**Records shown:**
────────────────
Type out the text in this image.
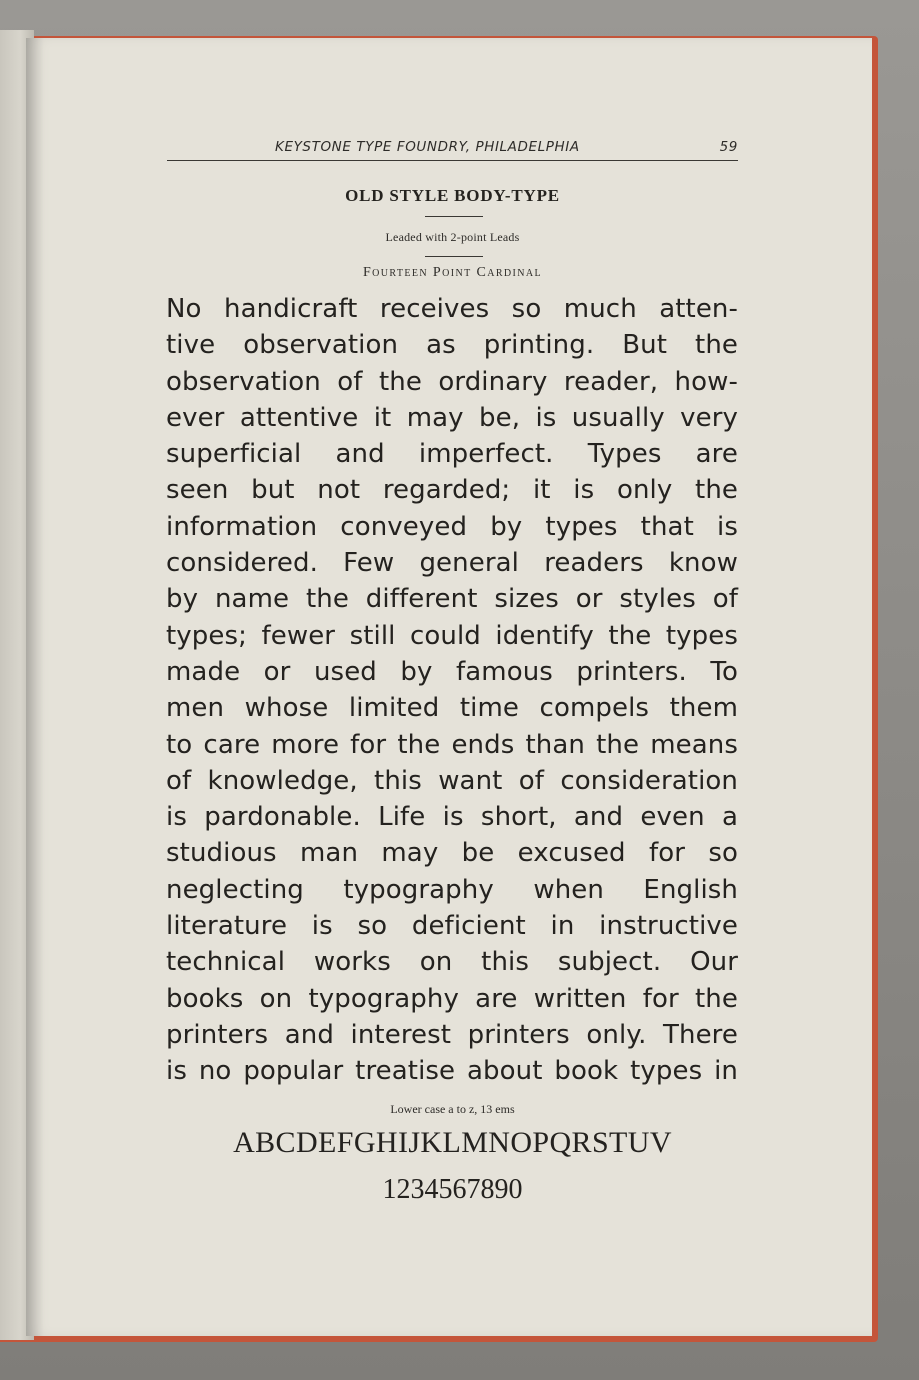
KEYSTONE TYPE FOUNDRY, PHILADELPHIA	59
OLD STYLE BODY-TYPE
Leaded with 2-point Leads
Fourteen Point Cardinal
No handicraft receives so much atten-
tive observation as printing. But the
observation of the ordinary reader, how-
ever attentive it may be, is usually very
superficial and imperfect. Types are
seen but not regarded; it is only the
information conveyed by types that is
considered. Few general readers know
by name the different sizes or styles of
types; fewer still could identify the types
made or used by famous printers. To
men whose limited time compels them
to care more for the ends than the means
of knowledge, this want of consideration
is pardonable. Life is short, and even a
studious man may be excused for so
neglecting typography when English
literature is so deficient in instructive
technical works on this subject. Our
books on typography are written for the
printers and interest printers only. There
is no popular treatise about book types in
Lower case a to z, 13 ems
ABCDEFGHIJKLMNOPQRSTUV
1234567890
────────────────
**Your task:**
Find all lines where the word "printers" appears. Copy them.

**Response to the task:**
made or used by famous printers. To
printers and interest printers only. There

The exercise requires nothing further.